What the task asks — Gather every line below where "this" appears.

Entries shown —
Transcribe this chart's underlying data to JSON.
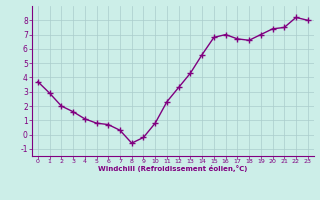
{
  "x": [
    0,
    1,
    2,
    3,
    4,
    5,
    6,
    7,
    8,
    9,
    10,
    11,
    12,
    13,
    14,
    15,
    16,
    17,
    18,
    19,
    20,
    21,
    22,
    23
  ],
  "y": [
    3.7,
    2.9,
    2.0,
    1.6,
    1.1,
    0.8,
    0.7,
    0.3,
    -0.6,
    -0.2,
    0.8,
    2.3,
    3.3,
    4.3,
    5.6,
    6.8,
    7.0,
    6.7,
    6.6,
    7.0,
    7.4,
    7.5,
    8.2,
    8.0
  ],
  "line_color": "#800080",
  "marker": "+",
  "markersize": 4,
  "bg_color": "#cceee8",
  "grid_color": "#aacccc",
  "xlabel": "Windchill (Refroidissement éolien,°C)",
  "xlabel_color": "#800080",
  "tick_color": "#800080",
  "label_color": "#800080",
  "xlim": [
    -0.5,
    23.5
  ],
  "ylim": [
    -1.5,
    9.0
  ],
  "yticks": [
    -1,
    0,
    1,
    2,
    3,
    4,
    5,
    6,
    7,
    8
  ],
  "xticks": [
    0,
    1,
    2,
    3,
    4,
    5,
    6,
    7,
    8,
    9,
    10,
    11,
    12,
    13,
    14,
    15,
    16,
    17,
    18,
    19,
    20,
    21,
    22,
    23
  ],
  "linewidth": 1.0
}
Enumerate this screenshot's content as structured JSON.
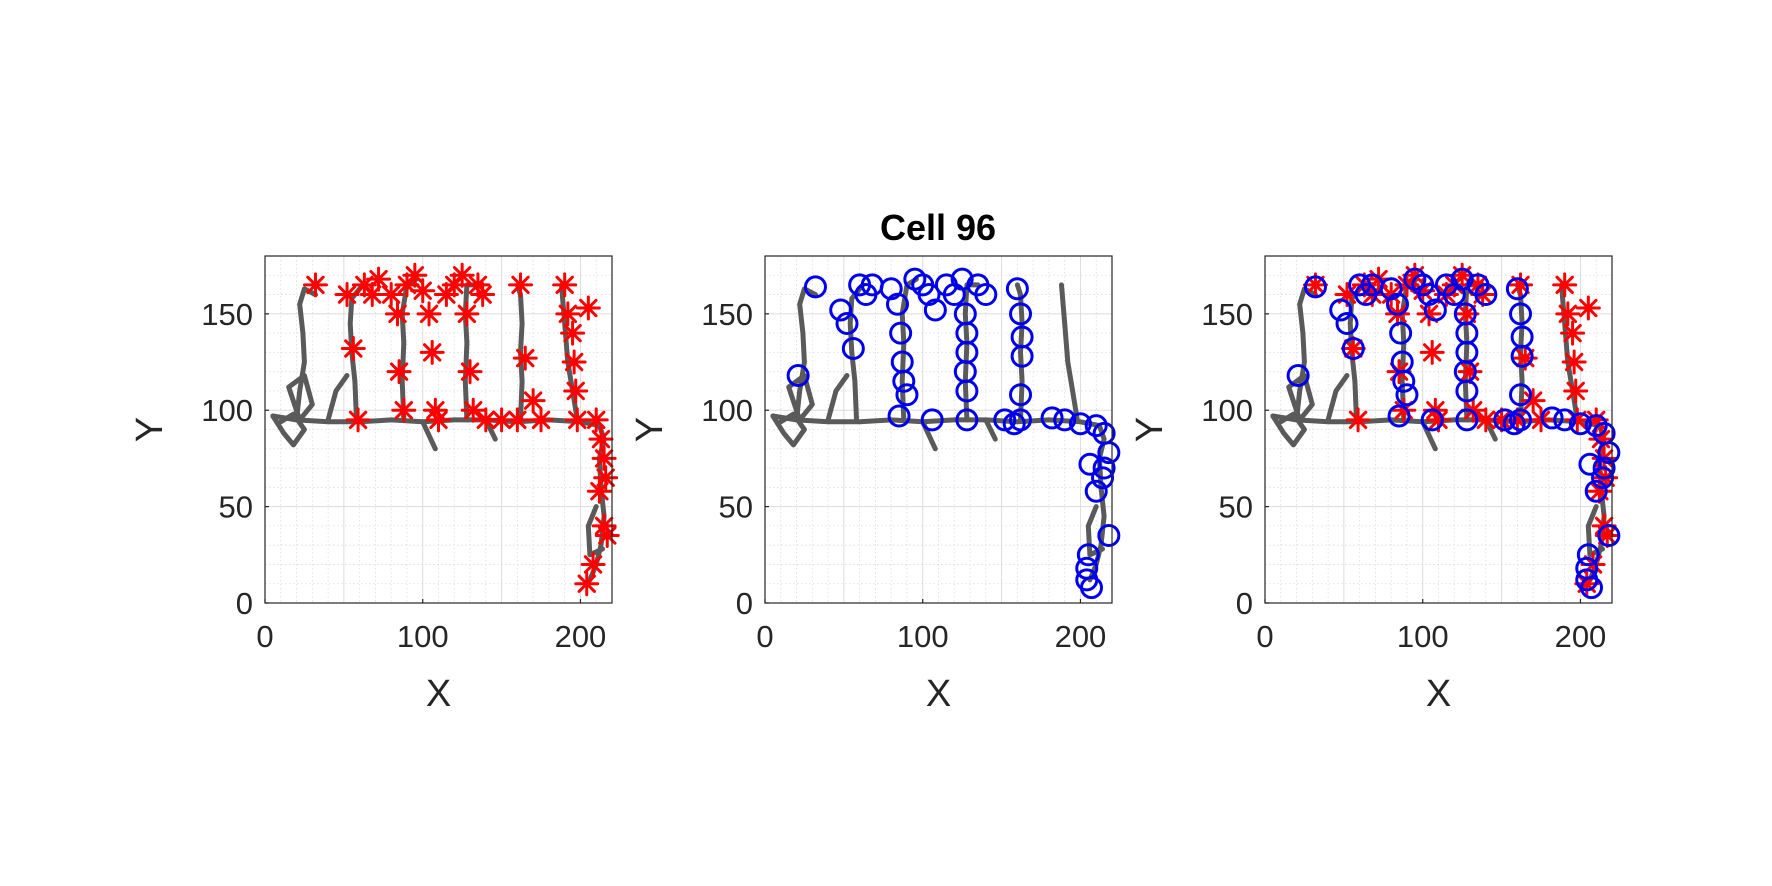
{
  "figure_title": "Cell 96",
  "colors": {
    "trajectory": "#5a5a5a",
    "red_marker": "#ff0000",
    "blue_marker": "#0000ee",
    "grid": "#dcdcdc",
    "axes": "#262626"
  },
  "chart_data": [
    {
      "type": "scatter",
      "title": "",
      "xlabel": "X",
      "ylabel": "Y",
      "xlim": [
        0,
        220
      ],
      "ylim": [
        0,
        180
      ],
      "xticks": [
        "0",
        "100",
        "200"
      ],
      "yticks": [
        "0",
        "50",
        "100",
        "150"
      ],
      "grid": "on (major and minor, dotted)",
      "series": [
        {
          "marker": "asterisk",
          "color": "#ff0000",
          "points": [
            [
              32,
              165
            ],
            [
              52,
              160
            ],
            [
              56,
              132
            ],
            [
              59,
              95
            ],
            [
              63,
              165
            ],
            [
              68,
              160
            ],
            [
              72,
              168
            ],
            [
              80,
              160
            ],
            [
              84,
              150
            ],
            [
              85,
              120
            ],
            [
              88,
              100
            ],
            [
              90,
              165
            ],
            [
              95,
              170
            ],
            [
              100,
              162
            ],
            [
              104,
              150
            ],
            [
              106,
              130
            ],
            [
              108,
              100
            ],
            [
              110,
              95
            ],
            [
              115,
              160
            ],
            [
              120,
              165
            ],
            [
              125,
              170
            ],
            [
              128,
              150
            ],
            [
              130,
              120
            ],
            [
              132,
              100
            ],
            [
              135,
              165
            ],
            [
              138,
              160
            ],
            [
              140,
              95
            ],
            [
              150,
              95
            ],
            [
              160,
              95
            ],
            [
              162,
              165
            ],
            [
              165,
              127
            ],
            [
              170,
              105
            ],
            [
              175,
              95
            ],
            [
              190,
              165
            ],
            [
              192,
              150
            ],
            [
              195,
              140
            ],
            [
              196,
              125
            ],
            [
              197,
              110
            ],
            [
              198,
              95
            ],
            [
              205,
              153
            ],
            [
              210,
              95
            ],
            [
              213,
              85
            ],
            [
              215,
              75
            ],
            [
              216,
              65
            ],
            [
              212,
              58
            ],
            [
              215,
              40
            ],
            [
              217,
              35
            ],
            [
              208,
              20
            ],
            [
              204,
              10
            ]
          ]
        }
      ]
    },
    {
      "type": "scatter",
      "title": "Cell 96",
      "xlabel": "X",
      "ylabel": "Y",
      "xlim": [
        0,
        220
      ],
      "ylim": [
        0,
        180
      ],
      "xticks": [
        "0",
        "100",
        "200"
      ],
      "yticks": [
        "0",
        "50",
        "100",
        "150"
      ],
      "grid": "on (major and minor, dotted)",
      "series": [
        {
          "marker": "circle",
          "color": "#0000ee",
          "points": [
            [
              21,
              118
            ],
            [
              32,
              164
            ],
            [
              48,
              152
            ],
            [
              52,
              145
            ],
            [
              56,
              132
            ],
            [
              60,
              165
            ],
            [
              64,
              160
            ],
            [
              68,
              165
            ],
            [
              80,
              163
            ],
            [
              84,
              155
            ],
            [
              86,
              140
            ],
            [
              87,
              125
            ],
            [
              88,
              115
            ],
            [
              90,
              108
            ],
            [
              85,
              97
            ],
            [
              95,
              168
            ],
            [
              100,
              165
            ],
            [
              104,
              160
            ],
            [
              108,
              152
            ],
            [
              106,
              95
            ],
            [
              115,
              165
            ],
            [
              120,
              160
            ],
            [
              125,
              168
            ],
            [
              127,
              150
            ],
            [
              128,
              140
            ],
            [
              128,
              130
            ],
            [
              127,
              120
            ],
            [
              128,
              110
            ],
            [
              128,
              95
            ],
            [
              135,
              165
            ],
            [
              140,
              160
            ],
            [
              152,
              95
            ],
            [
              158,
              93
            ],
            [
              160,
              163
            ],
            [
              162,
              150
            ],
            [
              163,
              138
            ],
            [
              163,
              128
            ],
            [
              162,
              108
            ],
            [
              162,
              95
            ],
            [
              182,
              96
            ],
            [
              190,
              95
            ],
            [
              200,
              93
            ],
            [
              210,
              92
            ],
            [
              215,
              88
            ],
            [
              218,
              78
            ],
            [
              215,
              70
            ],
            [
              206,
              72
            ],
            [
              210,
              58
            ],
            [
              214,
              65
            ],
            [
              218,
              35
            ],
            [
              205,
              25
            ],
            [
              204,
              18
            ],
            [
              204,
              12
            ],
            [
              207,
              8
            ]
          ]
        }
      ]
    },
    {
      "type": "scatter",
      "title": "",
      "xlabel": "X",
      "ylabel": "Y",
      "xlim": [
        0,
        220
      ],
      "ylim": [
        0,
        180
      ],
      "xticks": [
        "0",
        "100",
        "200"
      ],
      "yticks": [
        "0",
        "50",
        "100",
        "150"
      ],
      "grid": "on (major and minor, dotted)",
      "series": [
        {
          "marker": "asterisk",
          "color": "#ff0000",
          "points": [
            [
              32,
              165
            ],
            [
              52,
              160
            ],
            [
              56,
              132
            ],
            [
              59,
              95
            ],
            [
              63,
              165
            ],
            [
              68,
              160
            ],
            [
              72,
              168
            ],
            [
              80,
              160
            ],
            [
              84,
              150
            ],
            [
              85,
              120
            ],
            [
              88,
              100
            ],
            [
              90,
              165
            ],
            [
              95,
              170
            ],
            [
              100,
              162
            ],
            [
              104,
              150
            ],
            [
              106,
              130
            ],
            [
              108,
              100
            ],
            [
              110,
              95
            ],
            [
              115,
              160
            ],
            [
              120,
              165
            ],
            [
              125,
              170
            ],
            [
              128,
              150
            ],
            [
              130,
              120
            ],
            [
              132,
              100
            ],
            [
              135,
              165
            ],
            [
              138,
              160
            ],
            [
              140,
              95
            ],
            [
              150,
              95
            ],
            [
              160,
              95
            ],
            [
              162,
              165
            ],
            [
              165,
              127
            ],
            [
              170,
              105
            ],
            [
              175,
              95
            ],
            [
              190,
              165
            ],
            [
              192,
              150
            ],
            [
              195,
              140
            ],
            [
              196,
              125
            ],
            [
              197,
              110
            ],
            [
              198,
              95
            ],
            [
              205,
              153
            ],
            [
              210,
              95
            ],
            [
              213,
              85
            ],
            [
              215,
              75
            ],
            [
              216,
              65
            ],
            [
              212,
              58
            ],
            [
              215,
              40
            ],
            [
              217,
              35
            ],
            [
              208,
              20
            ],
            [
              204,
              10
            ]
          ]
        },
        {
          "marker": "circle",
          "color": "#0000ee",
          "points": [
            [
              21,
              118
            ],
            [
              32,
              164
            ],
            [
              48,
              152
            ],
            [
              52,
              145
            ],
            [
              56,
              132
            ],
            [
              60,
              165
            ],
            [
              64,
              160
            ],
            [
              68,
              165
            ],
            [
              80,
              163
            ],
            [
              84,
              155
            ],
            [
              86,
              140
            ],
            [
              87,
              125
            ],
            [
              88,
              115
            ],
            [
              90,
              108
            ],
            [
              85,
              97
            ],
            [
              95,
              168
            ],
            [
              100,
              165
            ],
            [
              104,
              160
            ],
            [
              108,
              152
            ],
            [
              106,
              95
            ],
            [
              115,
              165
            ],
            [
              120,
              160
            ],
            [
              125,
              168
            ],
            [
              127,
              150
            ],
            [
              128,
              140
            ],
            [
              128,
              130
            ],
            [
              127,
              120
            ],
            [
              128,
              110
            ],
            [
              128,
              95
            ],
            [
              135,
              165
            ],
            [
              140,
              160
            ],
            [
              152,
              95
            ],
            [
              158,
              93
            ],
            [
              160,
              163
            ],
            [
              162,
              150
            ],
            [
              163,
              138
            ],
            [
              163,
              128
            ],
            [
              162,
              108
            ],
            [
              162,
              95
            ],
            [
              182,
              96
            ],
            [
              190,
              95
            ],
            [
              200,
              93
            ],
            [
              210,
              92
            ],
            [
              215,
              88
            ],
            [
              218,
              78
            ],
            [
              215,
              70
            ],
            [
              206,
              72
            ],
            [
              210,
              58
            ],
            [
              214,
              65
            ],
            [
              218,
              35
            ],
            [
              205,
              25
            ],
            [
              204,
              18
            ],
            [
              204,
              12
            ],
            [
              207,
              8
            ]
          ]
        }
      ]
    }
  ],
  "trajectory": [
    [
      [
        5,
        97
      ],
      [
        20,
        95
      ],
      [
        40,
        94
      ],
      [
        60,
        94
      ],
      [
        80,
        95
      ],
      [
        100,
        94
      ],
      [
        120,
        95
      ],
      [
        140,
        95
      ],
      [
        160,
        94
      ],
      [
        180,
        95
      ],
      [
        200,
        94
      ],
      [
        212,
        92
      ],
      [
        215,
        85
      ],
      [
        212,
        75
      ],
      [
        213,
        60
      ],
      [
        215,
        45
      ],
      [
        213,
        30
      ],
      [
        210,
        20
      ],
      [
        206,
        12
      ]
    ],
    [
      [
        20,
        95
      ],
      [
        22,
        110
      ],
      [
        25,
        125
      ],
      [
        24,
        140
      ],
      [
        22,
        155
      ],
      [
        25,
        163
      ],
      [
        32,
        160
      ]
    ],
    [
      [
        58,
        95
      ],
      [
        57,
        115
      ],
      [
        55,
        130
      ],
      [
        54,
        145
      ],
      [
        55,
        158
      ],
      [
        62,
        165
      ]
    ],
    [
      [
        88,
        95
      ],
      [
        87,
        115
      ],
      [
        88,
        135
      ],
      [
        87,
        150
      ],
      [
        90,
        165
      ],
      [
        96,
        168
      ]
    ],
    [
      [
        128,
        95
      ],
      [
        127,
        115
      ],
      [
        128,
        135
      ],
      [
        127,
        150
      ],
      [
        128,
        165
      ],
      [
        135,
        165
      ]
    ],
    [
      [
        162,
        95
      ],
      [
        163,
        115
      ],
      [
        162,
        130
      ],
      [
        163,
        145
      ],
      [
        162,
        160
      ],
      [
        160,
        165
      ]
    ],
    [
      [
        188,
        165
      ],
      [
        190,
        145
      ],
      [
        192,
        125
      ],
      [
        195,
        110
      ],
      [
        198,
        95
      ]
    ],
    [
      [
        5,
        97
      ],
      [
        12,
        88
      ],
      [
        18,
        82
      ],
      [
        25,
        90
      ],
      [
        18,
        98
      ],
      [
        10,
        94
      ]
    ],
    [
      [
        22,
        95
      ],
      [
        15,
        112
      ],
      [
        25,
        118
      ],
      [
        30,
        103
      ],
      [
        22,
        95
      ]
    ],
    [
      [
        40,
        95
      ],
      [
        45,
        110
      ],
      [
        52,
        118
      ]
    ],
    [
      [
        100,
        94
      ],
      [
        108,
        80
      ]
    ],
    [
      [
        140,
        95
      ],
      [
        146,
        85
      ]
    ],
    [
      [
        210,
        50
      ],
      [
        205,
        40
      ],
      [
        206,
        25
      ],
      [
        214,
        28
      ]
    ]
  ]
}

The response —
Transcribe this chart's underlying data to JSON.
Enumerate this screenshot's content as structured JSON.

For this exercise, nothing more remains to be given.